** TEXT PROVIDED **

•••••

It is clear that Paul Durand has wide and enthusiastic support throughout the community, and for good reason. He has stabilized the district’s finances, (miraculously engineering passage of a funding referendum in a deeply divided community), finally gotten a handle on proper maintenance and upkeep of the district’s buildings, and creatively collaborated with other agencies and institutions to share resources and meet common goals.
Not a single word was said against him or his work, not even, strangely enough, by the board members who seem eager to be rid of him. Thankfully, board member Greg Fellman was candid enough to point out that the school board had not had any substantive discussion of Durand’s leadership of the district or plans for the future with or without him. Apparently the usual practice of sharing evaluation forms filled out by various board members, and district administrators and employees was short-circuited by board chair Stacy Mounce Arnold, who shredded them, handing out in their place a summary and tabulation of aggregate scoring.

•••••

** DATA EXTRACT **
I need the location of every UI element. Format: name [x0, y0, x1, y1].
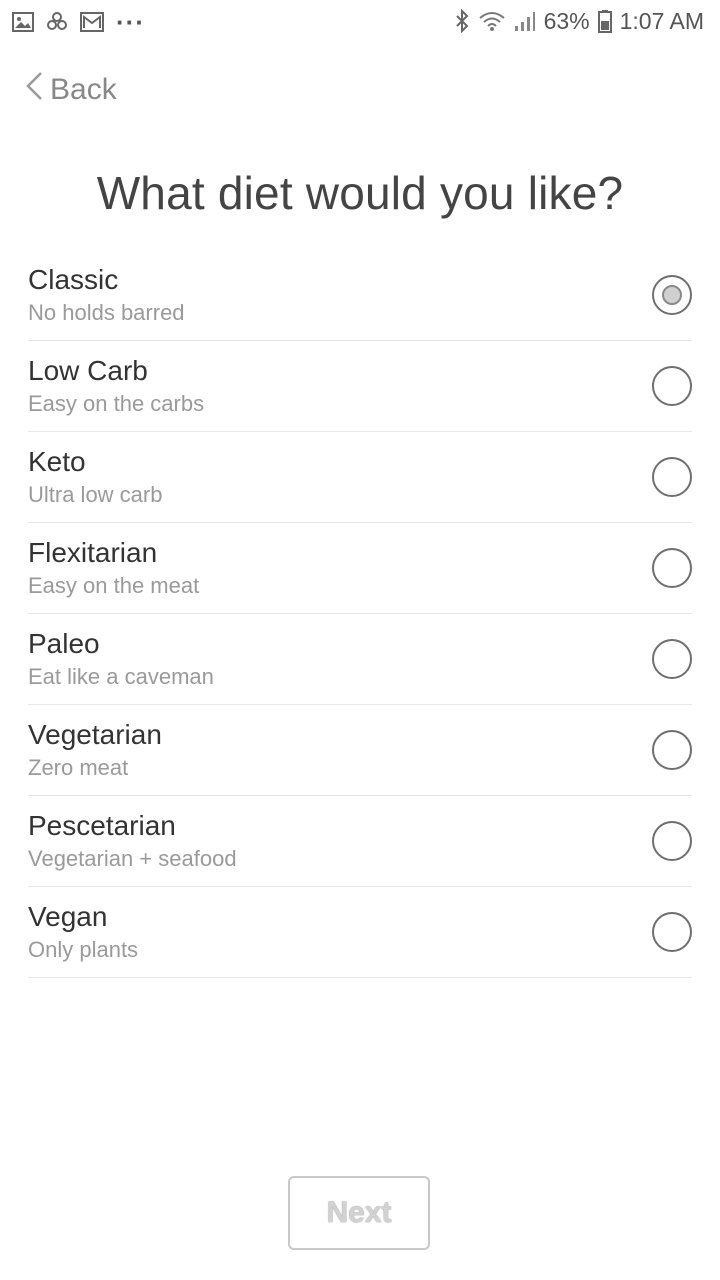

•••••

** EXERCISE REQUIREMENTS **
Answer these questions using the passage about Paul Durand:
1. What kind of referendum did Durand get passed?
2. Which board member said the board had not had any substantive discussion of Durand's leadership?
3. What did board chair Stacy Mounce Arnold hand out in place of the evaluation forms?

** RESPONSE TO THE EXERCISE **
1. A funding referendum, passed in a deeply divided community.
2. Greg Fellman.
3. A summary and tabulation of aggregate scoring.